* TASK DESCRIPTION
Write out the records below once more, exactly as they stand.

* GIVEN RECORDS
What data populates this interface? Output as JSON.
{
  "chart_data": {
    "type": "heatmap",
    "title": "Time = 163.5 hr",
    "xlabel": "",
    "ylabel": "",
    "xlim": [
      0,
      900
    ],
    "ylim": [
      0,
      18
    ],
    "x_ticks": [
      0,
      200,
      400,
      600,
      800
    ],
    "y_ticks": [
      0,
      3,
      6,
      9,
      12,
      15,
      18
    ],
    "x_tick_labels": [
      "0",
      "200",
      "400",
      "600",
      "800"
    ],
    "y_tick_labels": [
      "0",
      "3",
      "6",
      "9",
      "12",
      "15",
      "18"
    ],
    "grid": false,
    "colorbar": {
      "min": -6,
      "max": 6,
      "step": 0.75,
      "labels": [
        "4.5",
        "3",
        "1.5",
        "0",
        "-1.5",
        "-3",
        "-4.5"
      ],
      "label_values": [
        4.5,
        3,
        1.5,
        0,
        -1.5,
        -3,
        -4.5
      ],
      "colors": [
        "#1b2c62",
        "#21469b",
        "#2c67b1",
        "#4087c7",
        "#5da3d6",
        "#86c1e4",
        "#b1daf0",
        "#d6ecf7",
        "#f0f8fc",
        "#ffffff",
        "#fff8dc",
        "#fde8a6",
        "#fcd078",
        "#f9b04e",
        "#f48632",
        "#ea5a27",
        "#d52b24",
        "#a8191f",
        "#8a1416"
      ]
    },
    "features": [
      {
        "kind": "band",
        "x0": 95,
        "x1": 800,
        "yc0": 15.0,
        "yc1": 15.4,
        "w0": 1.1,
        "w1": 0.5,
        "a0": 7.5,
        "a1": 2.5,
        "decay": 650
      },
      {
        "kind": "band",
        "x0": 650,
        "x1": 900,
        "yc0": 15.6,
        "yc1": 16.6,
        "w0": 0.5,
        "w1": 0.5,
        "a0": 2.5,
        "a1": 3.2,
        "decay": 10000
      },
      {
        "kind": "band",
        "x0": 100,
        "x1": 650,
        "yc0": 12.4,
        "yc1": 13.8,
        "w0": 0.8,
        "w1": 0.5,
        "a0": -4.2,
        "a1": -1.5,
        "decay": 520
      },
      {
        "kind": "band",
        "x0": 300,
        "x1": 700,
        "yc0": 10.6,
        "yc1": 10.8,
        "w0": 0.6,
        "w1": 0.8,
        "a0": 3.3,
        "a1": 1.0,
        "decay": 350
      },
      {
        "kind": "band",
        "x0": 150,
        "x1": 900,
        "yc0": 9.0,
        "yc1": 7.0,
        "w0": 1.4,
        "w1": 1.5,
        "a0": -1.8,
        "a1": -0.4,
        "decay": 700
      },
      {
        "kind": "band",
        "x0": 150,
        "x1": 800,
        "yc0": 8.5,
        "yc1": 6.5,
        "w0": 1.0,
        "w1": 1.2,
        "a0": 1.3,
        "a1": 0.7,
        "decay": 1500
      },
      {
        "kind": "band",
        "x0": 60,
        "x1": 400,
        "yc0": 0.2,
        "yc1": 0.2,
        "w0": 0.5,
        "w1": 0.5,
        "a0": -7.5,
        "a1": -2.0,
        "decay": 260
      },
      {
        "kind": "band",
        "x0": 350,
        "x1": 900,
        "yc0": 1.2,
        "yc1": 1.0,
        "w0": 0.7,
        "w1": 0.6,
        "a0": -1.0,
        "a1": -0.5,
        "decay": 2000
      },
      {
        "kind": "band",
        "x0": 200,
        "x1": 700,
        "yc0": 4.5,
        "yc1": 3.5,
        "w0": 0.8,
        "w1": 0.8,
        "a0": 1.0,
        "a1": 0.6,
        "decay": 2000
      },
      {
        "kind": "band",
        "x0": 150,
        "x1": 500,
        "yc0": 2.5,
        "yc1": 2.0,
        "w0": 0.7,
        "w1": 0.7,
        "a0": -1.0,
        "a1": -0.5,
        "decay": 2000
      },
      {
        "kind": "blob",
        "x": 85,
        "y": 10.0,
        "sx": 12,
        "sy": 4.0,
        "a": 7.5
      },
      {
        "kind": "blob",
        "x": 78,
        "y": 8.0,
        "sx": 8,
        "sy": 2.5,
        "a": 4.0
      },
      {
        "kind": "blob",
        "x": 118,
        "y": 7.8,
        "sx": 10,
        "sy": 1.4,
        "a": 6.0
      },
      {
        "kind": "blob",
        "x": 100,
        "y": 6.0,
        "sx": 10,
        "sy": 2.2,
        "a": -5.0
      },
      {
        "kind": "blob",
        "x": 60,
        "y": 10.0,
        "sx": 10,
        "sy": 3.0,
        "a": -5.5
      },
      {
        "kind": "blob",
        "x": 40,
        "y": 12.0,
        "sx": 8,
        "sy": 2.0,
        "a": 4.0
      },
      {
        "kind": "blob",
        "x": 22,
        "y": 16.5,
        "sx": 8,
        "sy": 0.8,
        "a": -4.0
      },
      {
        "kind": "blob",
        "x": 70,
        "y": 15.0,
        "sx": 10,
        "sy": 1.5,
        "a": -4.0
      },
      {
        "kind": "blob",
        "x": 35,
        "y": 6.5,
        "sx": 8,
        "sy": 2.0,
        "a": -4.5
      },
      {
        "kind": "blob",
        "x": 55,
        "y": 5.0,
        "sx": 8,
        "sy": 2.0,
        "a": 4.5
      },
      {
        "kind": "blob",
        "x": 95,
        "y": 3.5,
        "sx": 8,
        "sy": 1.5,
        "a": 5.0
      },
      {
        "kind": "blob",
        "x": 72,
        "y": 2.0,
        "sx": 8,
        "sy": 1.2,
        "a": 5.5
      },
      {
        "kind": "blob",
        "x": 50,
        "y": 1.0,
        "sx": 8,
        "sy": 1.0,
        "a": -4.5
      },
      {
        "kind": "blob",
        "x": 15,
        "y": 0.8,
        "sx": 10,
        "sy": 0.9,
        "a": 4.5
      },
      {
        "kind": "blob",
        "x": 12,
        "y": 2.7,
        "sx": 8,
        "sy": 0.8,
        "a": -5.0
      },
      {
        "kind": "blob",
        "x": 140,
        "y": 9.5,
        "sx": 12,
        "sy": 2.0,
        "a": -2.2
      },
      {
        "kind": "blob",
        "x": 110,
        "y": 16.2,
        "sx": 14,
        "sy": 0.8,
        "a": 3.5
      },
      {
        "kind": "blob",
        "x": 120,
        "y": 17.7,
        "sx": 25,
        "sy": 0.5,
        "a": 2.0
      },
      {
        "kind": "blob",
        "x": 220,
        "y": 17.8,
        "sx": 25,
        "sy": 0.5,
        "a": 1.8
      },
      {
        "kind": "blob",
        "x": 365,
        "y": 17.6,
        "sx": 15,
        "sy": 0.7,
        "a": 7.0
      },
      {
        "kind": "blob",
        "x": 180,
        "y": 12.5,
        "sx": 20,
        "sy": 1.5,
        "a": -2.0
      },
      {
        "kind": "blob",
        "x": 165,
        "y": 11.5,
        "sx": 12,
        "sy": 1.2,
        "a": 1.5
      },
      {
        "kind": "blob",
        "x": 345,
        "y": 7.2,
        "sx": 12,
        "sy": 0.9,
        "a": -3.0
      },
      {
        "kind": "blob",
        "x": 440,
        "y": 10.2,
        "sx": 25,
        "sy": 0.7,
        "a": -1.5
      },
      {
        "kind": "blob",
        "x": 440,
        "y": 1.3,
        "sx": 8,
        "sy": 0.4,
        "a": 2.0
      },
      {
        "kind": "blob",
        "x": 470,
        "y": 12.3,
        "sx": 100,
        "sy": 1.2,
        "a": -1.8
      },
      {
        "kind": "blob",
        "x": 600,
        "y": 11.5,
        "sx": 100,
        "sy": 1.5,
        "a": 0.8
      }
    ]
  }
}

* TASK SOLUTION
What data populates this interface? Output as JSON.
{
  "chart_data": {
    "type": "heatmap",
    "title": "Time = 163.5 hr",
    "xlabel": "",
    "ylabel": "",
    "xlim": [
      0,
      900
    ],
    "ylim": [
      0,
      18
    ],
    "x_ticks": [
      0,
      200,
      400,
      600,
      800
    ],
    "y_ticks": [
      0,
      3,
      6,
      9,
      12,
      15,
      18
    ],
    "x_tick_labels": [
      "0",
      "200",
      "400",
      "600",
      "800"
    ],
    "y_tick_labels": [
      "0",
      "3",
      "6",
      "9",
      "12",
      "15",
      "18"
    ],
    "grid": false,
    "colorbar": {
      "min": -6,
      "max": 6,
      "step": 0.75,
      "labels": [
        "4.5",
        "3",
        "1.5",
        "0",
        "-1.5",
        "-3",
        "-4.5"
      ],
      "label_values": [
        4.5,
        3,
        1.5,
        0,
        -1.5,
        -3,
        -4.5
      ],
      "colors": [
        "#1b2c62",
        "#21469b",
        "#2c67b1",
        "#4087c7",
        "#5da3d6",
        "#86c1e4",
        "#b1daf0",
        "#d6ecf7",
        "#f0f8fc",
        "#ffffff",
        "#fff8dc",
        "#fde8a6",
        "#fcd078",
        "#f9b04e",
        "#f48632",
        "#ea5a27",
        "#d52b24",
        "#a8191f",
        "#8a1416"
      ]
    },
    "features": [
      {
        "kind": "band",
        "x0": 95,
        "x1": 800,
        "yc0": 15.0,
        "yc1": 15.4,
        "w0": 1.1,
        "w1": 0.5,
        "a0": 7.5,
        "a1": 2.5,
        "decay": 650
      },
      {
        "kind": "band",
        "x0": 650,
        "x1": 900,
        "yc0": 15.6,
        "yc1": 16.6,
        "w0": 0.5,
        "w1": 0.5,
        "a0": 2.5,
        "a1": 3.2,
        "decay": 10000
      },
      {
        "kind": "band",
        "x0": 100,
        "x1": 650,
        "yc0": 12.4,
        "yc1": 13.8,
        "w0": 0.8,
        "w1": 0.5,
        "a0": -4.2,
        "a1": -1.5,
        "decay": 520
      },
      {
        "kind": "band",
        "x0": 300,
        "x1": 700,
        "yc0": 10.6,
        "yc1": 10.8,
        "w0": 0.6,
        "w1": 0.8,
        "a0": 3.3,
        "a1": 1.0,
        "decay": 350
      },
      {
        "kind": "band",
        "x0": 150,
        "x1": 900,
        "yc0": 9.0,
        "yc1": 7.0,
        "w0": 1.4,
        "w1": 1.5,
        "a0": -1.8,
        "a1": -0.4,
        "decay": 700
      },
      {
        "kind": "band",
        "x0": 150,
        "x1": 800,
        "yc0": 8.5,
        "yc1": 6.5,
        "w0": 1.0,
        "w1": 1.2,
        "a0": 1.3,
        "a1": 0.7,
        "decay": 1500
      },
      {
        "kind": "band",
        "x0": 60,
        "x1": 400,
        "yc0": 0.2,
        "yc1": 0.2,
        "w0": 0.5,
        "w1": 0.5,
        "a0": -7.5,
        "a1": -2.0,
        "decay": 260
      },
      {
        "kind": "band",
        "x0": 350,
        "x1": 900,
        "yc0": 1.2,
        "yc1": 1.0,
        "w0": 0.7,
        "w1": 0.6,
        "a0": -1.0,
        "a1": -0.5,
        "decay": 2000
      },
      {
        "kind": "band",
        "x0": 200,
        "x1": 700,
        "yc0": 4.5,
        "yc1": 3.5,
        "w0": 0.8,
        "w1": 0.8,
        "a0": 1.0,
        "a1": 0.6,
        "decay": 2000
      },
      {
        "kind": "band",
        "x0": 150,
        "x1": 500,
        "yc0": 2.5,
        "yc1": 2.0,
        "w0": 0.7,
        "w1": 0.7,
        "a0": -1.0,
        "a1": -0.5,
        "decay": 2000
      },
      {
        "kind": "blob",
        "x": 85,
        "y": 10.0,
        "sx": 12,
        "sy": 4.0,
        "a": 7.5
      },
      {
        "kind": "blob",
        "x": 78,
        "y": 8.0,
        "sx": 8,
        "sy": 2.5,
        "a": 4.0
      },
      {
        "kind": "blob",
        "x": 118,
        "y": 7.8,
        "sx": 10,
        "sy": 1.4,
        "a": 6.0
      },
      {
        "kind": "blob",
        "x": 100,
        "y": 6.0,
        "sx": 10,
        "sy": 2.2,
        "a": -5.0
      },
      {
        "kind": "blob",
        "x": 60,
        "y": 10.0,
        "sx": 10,
        "sy": 3.0,
        "a": -5.5
      },
      {
        "kind": "blob",
        "x": 40,
        "y": 12.0,
        "sx": 8,
        "sy": 2.0,
        "a": 4.0
      },
      {
        "kind": "blob",
        "x": 22,
        "y": 16.5,
        "sx": 8,
        "sy": 0.8,
        "a": -4.0
      },
      {
        "kind": "blob",
        "x": 70,
        "y": 15.0,
        "sx": 10,
        "sy": 1.5,
        "a": -4.0
      },
      {
        "kind": "blob",
        "x": 35,
        "y": 6.5,
        "sx": 8,
        "sy": 2.0,
        "a": -4.5
      },
      {
        "kind": "blob",
        "x": 55,
        "y": 5.0,
        "sx": 8,
        "sy": 2.0,
        "a": 4.5
      },
      {
        "kind": "blob",
        "x": 95,
        "y": 3.5,
        "sx": 8,
        "sy": 1.5,
        "a": 5.0
      },
      {
        "kind": "blob",
        "x": 72,
        "y": 2.0,
        "sx": 8,
        "sy": 1.2,
        "a": 5.5
      },
      {
        "kind": "blob",
        "x": 50,
        "y": 1.0,
        "sx": 8,
        "sy": 1.0,
        "a": -4.5
      },
      {
        "kind": "blob",
        "x": 15,
        "y": 0.8,
        "sx": 10,
        "sy": 0.9,
        "a": 4.5
      },
      {
        "kind": "blob",
        "x": 12,
        "y": 2.7,
        "sx": 8,
        "sy": 0.8,
        "a": -5.0
      },
      {
        "kind": "blob",
        "x": 140,
        "y": 9.5,
        "sx": 12,
        "sy": 2.0,
        "a": -2.2
      },
      {
        "kind": "blob",
        "x": 110,
        "y": 16.2,
        "sx": 14,
        "sy": 0.8,
        "a": 3.5
      },
      {
        "kind": "blob",
        "x": 120,
        "y": 17.7,
        "sx": 25,
        "sy": 0.5,
        "a": 2.0
      },
      {
        "kind": "blob",
        "x": 220,
        "y": 17.8,
        "sx": 25,
        "sy": 0.5,
        "a": 1.8
      },
      {
        "kind": "blob",
        "x": 365,
        "y": 17.6,
        "sx": 15,
        "sy": 0.7,
        "a": 7.0
      },
      {
        "kind": "blob",
        "x": 180,
        "y": 12.5,
        "sx": 20,
        "sy": 1.5,
        "a": -2.0
      },
      {
        "kind": "blob",
        "x": 165,
        "y": 11.5,
        "sx": 12,
        "sy": 1.2,
        "a": 1.5
      },
      {
        "kind": "blob",
        "x": 345,
        "y": 7.2,
        "sx": 12,
        "sy": 0.9,
        "a": -3.0
      },
      {
        "kind": "blob",
        "x": 440,
        "y": 10.2,
        "sx": 25,
        "sy": 0.7,
        "a": -1.5
      },
      {
        "kind": "blob",
        "x": 440,
        "y": 1.3,
        "sx": 8,
        "sy": 0.4,
        "a": 2.0
      },
      {
        "kind": "blob",
        "x": 470,
        "y": 12.3,
        "sx": 100,
        "sy": 1.2,
        "a": -1.8
      },
      {
        "kind": "blob",
        "x": 600,
        "y": 11.5,
        "sx": 100,
        "sy": 1.5,
        "a": 0.8
      }
    ]
  }
}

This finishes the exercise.